Recorded data:
......
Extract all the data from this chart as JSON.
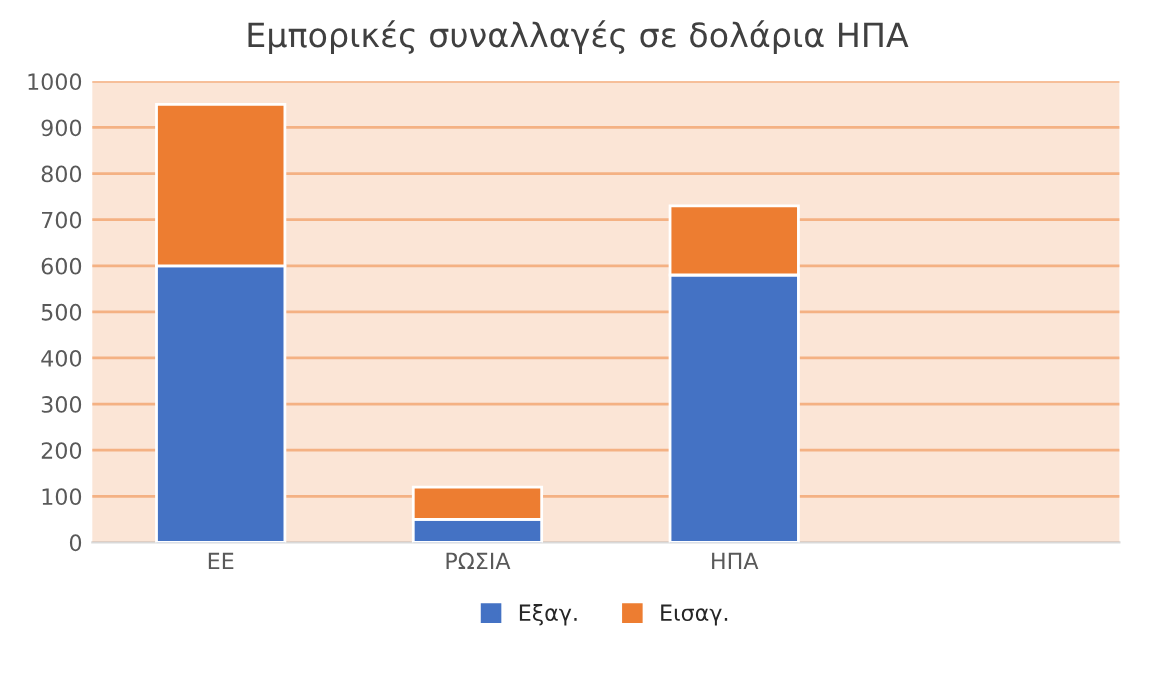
{
  "chart_data": {
    "type": "bar",
    "title": "Εμπορικές συναλλαγές σε δολάρια ΗΠΑ",
    "categories": [
      "ΕΕ",
      "ΡΩΣΙΑ",
      "ΗΠΑ",
      null
    ],
    "stacked": true,
    "series": [
      {
        "name": "Εξαγ.",
        "color": "#4472c4",
        "values": [
          600,
          50,
          580,
          null
        ]
      },
      {
        "name": "Εισαγ.",
        "color": "#ed7d31",
        "values": [
          350,
          70,
          150,
          null
        ]
      }
    ],
    "ylim": [
      0,
      1000
    ],
    "yticks": [
      0,
      100,
      200,
      300,
      400,
      500,
      600,
      700,
      800,
      900,
      1000
    ],
    "grid": "y",
    "legend": "bottom"
  }
}
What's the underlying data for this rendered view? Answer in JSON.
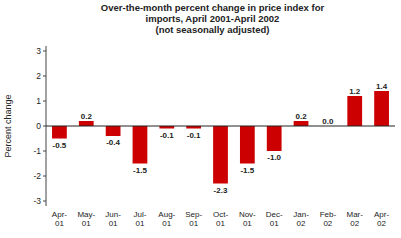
{
  "chart_data": {
    "type": "bar",
    "title": "Over-the-month percent change in price index for\nimports, April 2001-April 2002\n(not seasonally adjusted)",
    "categories": [
      "Apr-\n01",
      "May-\n01",
      "Jun-\n01",
      "Jul-\n01",
      "Aug-\n01",
      "Sep-\n01",
      "Oct-\n01",
      "Nov-\n01",
      "Dec-\n01",
      "Jan-\n02",
      "Feb-\n02",
      "Mar-\n02",
      "Apr-\n02"
    ],
    "values": [
      -0.5,
      0.2,
      -0.4,
      -1.5,
      -0.1,
      -0.1,
      -2.3,
      -1.5,
      -1.0,
      0.2,
      0.0,
      1.2,
      1.4
    ],
    "value_labels": [
      "-0.5",
      "0.2",
      "-0.4",
      "-1.5",
      "-0.1",
      "-0.1",
      "-2.3",
      "-1.5",
      "-1.0",
      "0.2",
      "0.0",
      "1.2",
      "1.4"
    ],
    "color": "#CC0000",
    "ylabel": "Percent change",
    "ylim": [
      -3.2,
      3.2
    ],
    "yticks": [
      -3,
      -2,
      -1,
      0,
      1,
      2,
      3
    ],
    "grid": false,
    "data_labels": true
  }
}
......
## GIVEN TASK
Print all entries exactly. The images do not belong in the copy.

## WORKED SOLUTION
Extract all the data from this chart as JSON.
{
  "chart_data": {
    "type": "bar",
    "title": "Εμπορικές συναλλαγές σε δολάρια ΗΠΑ",
    "categories": [
      "ΕΕ",
      "ΡΩΣΙΑ",
      "ΗΠΑ",
      null
    ],
    "stacked": true,
    "series": [
      {
        "name": "Εξαγ.",
        "color": "#4472c4",
        "values": [
          600,
          50,
          580,
          null
        ]
      },
      {
        "name": "Εισαγ.",
        "color": "#ed7d31",
        "values": [
          350,
          70,
          150,
          null
        ]
      }
    ],
    "ylim": [
      0,
      1000
    ],
    "yticks": [
      0,
      100,
      200,
      300,
      400,
      500,
      600,
      700,
      800,
      900,
      1000
    ],
    "grid": "y",
    "legend": "bottom"
  }
}
What's the underlying data for this rendered view? Answer in JSON.
{
  "chart_data": {
    "type": "bar",
    "title": "Over-the-month percent change in price index for\nimports, April 2001-April 2002\n(not seasonally adjusted)",
    "categories": [
      "Apr-\n01",
      "May-\n01",
      "Jun-\n01",
      "Jul-\n01",
      "Aug-\n01",
      "Sep-\n01",
      "Oct-\n01",
      "Nov-\n01",
      "Dec-\n01",
      "Jan-\n02",
      "Feb-\n02",
      "Mar-\n02",
      "Apr-\n02"
    ],
    "values": [
      -0.5,
      0.2,
      -0.4,
      -1.5,
      -0.1,
      -0.1,
      -2.3,
      -1.5,
      -1.0,
      0.2,
      0.0,
      1.2,
      1.4
    ],
    "value_labels": [
      "-0.5",
      "0.2",
      "-0.4",
      "-1.5",
      "-0.1",
      "-0.1",
      "-2.3",
      "-1.5",
      "-1.0",
      "0.2",
      "0.0",
      "1.2",
      "1.4"
    ],
    "color": "#CC0000",
    "ylabel": "Percent change",
    "ylim": [
      -3.2,
      3.2
    ],
    "yticks": [
      -3,
      -2,
      -1,
      0,
      1,
      2,
      3
    ],
    "grid": false,
    "data_labels": true
  }
}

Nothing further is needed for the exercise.